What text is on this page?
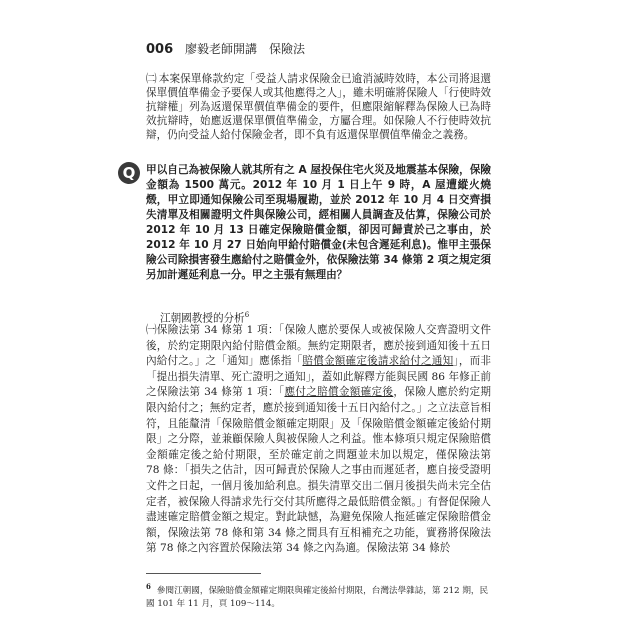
006 廖毅老師開講　保險法
㈡ 本案保單條款約定「受益人請求保險金已逾消滅時效時，本公司將退還保單價值準備金予要保人或其他應得之人」，雖未明確將保險人「行使時效抗辯權」列為返還保單價值準備金的要件，但應限縮解釋為保險人已為時效抗辯時，始應返還保單價值準備金，方屬合理。如保險人不行使時效抗辯，仍向受益人給付保險金者，即不負有返還保單價值準備金之義務。
Q	甲以自己為被保險人就其所有之 A 屋投保住宅火災及地震基本保險，保險金額為 1500 萬元。2012 年 10 月 1 日上午 9 時，A 屋遭縱火燒燬，甲立即通知保險公司至現場履勘，並於 2012 年 10 月 4 日交齊損失清單及相關證明文件與保險公司，經相關人員調查及估算，保險公司於 2012 年 10 月 13 日確定保險賠償金額，卻因可歸責於己之事由，於 2012 年 10 月 27 日始向甲給付賠償金(未包含遲延利息)。惟甲主張保險公司除損害發生應給付之賠償金外，依保險法第 34 條第 2 項之規定須另加計遲延利息一分。甲之主張有無理由？
江朝國教授的分析$^6$
㈠保險法第 34 條第 1 項：「保險人應於要保人或被保險人交齊證明文件後，於約定期限內給付賠償金額。無約定期限者，應於接到通知後十五日內給付之。」之「通知」應係指「賠償金額確定後請求給付之通知」，而非「提出損失清單、死亡證明之通知」，蓋如此解釋方能與民國 86 年修正前之保險法第 34 條第 1 項：「應付之賠償金額確定後，保險人應於約定期限內給付之；無約定者，應於接到通知後十五日內給付之。」之立法意旨相符，且能釐清「保險賠償金額確定期限」及「保險賠償金額確定後給付期限」之分際，並兼顧保險人與被保險人之利益。惟本條項只規定保險賠償金額確定後之給付期限，至於確定前之問題並未加以規定，僅保險法第 78 條：「損失之估計，因可歸責於保險人之事由而遲延者，應自接受證明文件之日起，一個月後加給利息。損失清單交出二個月後損失尚未完全估定者，被保險人得請求先行交付其所應得之最低賠償金額。」有督促保險人盡速確定賠償金額之規定。對此缺憾，為避免保險人拖延確定保險賠償金額，保險法第 78 條和第 34 條之間具有互相補充之功能，實務將保險法第 78 條之內容置於保險法第 34 條之內為適。保險法第 34 條於
$^6$ 參閱江朝國，保險賠償金額確定期限與確定後給付期限，台灣法學雜誌，第 212 期，民國 101 年 11 月，頁 109～114。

—————

> [Problem to work on]: Give the material again exactly as it is, but keep the pictures out.

> [Result of this task]:
What text is on this page?
006 廖毅老師開講　保險法
㈡ 本案保單條款約定「受益人請求保險金已逾消滅時效時，本公司將退還保單價值準備金予要保人或其他應得之人」，雖未明確將保險人「行使時效抗辯權」列為返還保單價值準備金的要件，但應限縮解釋為保險人已為時效抗辯時，始應返還保單價值準備金，方屬合理。如保險人不行使時效抗辯，仍向受益人給付保險金者，即不負有返還保單價值準備金之義務。
Q	甲以自己為被保險人就其所有之 A 屋投保住宅火災及地震基本保險，保險金額為 1500 萬元。2012 年 10 月 1 日上午 9 時，A 屋遭縱火燒燬，甲立即通知保險公司至現場履勘，並於 2012 年 10 月 4 日交齊損失清單及相關證明文件與保險公司，經相關人員調查及估算，保險公司於 2012 年 10 月 13 日確定保險賠償金額，卻因可歸責於己之事由，於 2012 年 10 月 27 日始向甲給付賠償金(未包含遲延利息)。惟甲主張保險公司除損害發生應給付之賠償金外，依保險法第 34 條第 2 項之規定須另加計遲延利息一分。甲之主張有無理由？
江朝國教授的分析$^6$
㈠保險法第 34 條第 1 項：「保險人應於要保人或被保險人交齊證明文件後，於約定期限內給付賠償金額。無約定期限者，應於接到通知後十五日內給付之。」之「通知」應係指「賠償金額確定後請求給付之通知」，而非「提出損失清單、死亡證明之通知」，蓋如此解釋方能與民國 86 年修正前之保險法第 34 條第 1 項：「應付之賠償金額確定後，保險人應於約定期限內給付之；無約定者，應於接到通知後十五日內給付之。」之立法意旨相符，且能釐清「保險賠償金額確定期限」及「保險賠償金額確定後給付期限」之分際，並兼顧保險人與被保險人之利益。惟本條項只規定保險賠償金額確定後之給付期限，至於確定前之問題並未加以規定，僅保險法第 78 條：「損失之估計，因可歸責於保險人之事由而遲延者，應自接受證明文件之日起，一個月後加給利息。損失清單交出二個月後損失尚未完全估定者，被保險人得請求先行交付其所應得之最低賠償金額。」有督促保險人盡速確定賠償金額之規定。對此缺憾，為避免保險人拖延確定保險賠償金額，保險法第 78 條和第 34 條之間具有互相補充之功能，實務將保險法第 78 條之內容置於保險法第 34 條之內為適。保險法第 34 條於
$^6$ 參閱江朝國，保險賠償金額確定期限與確定後給付期限，台灣法學雜誌，第 212 期，民國 101 年 11 月，頁 109～114。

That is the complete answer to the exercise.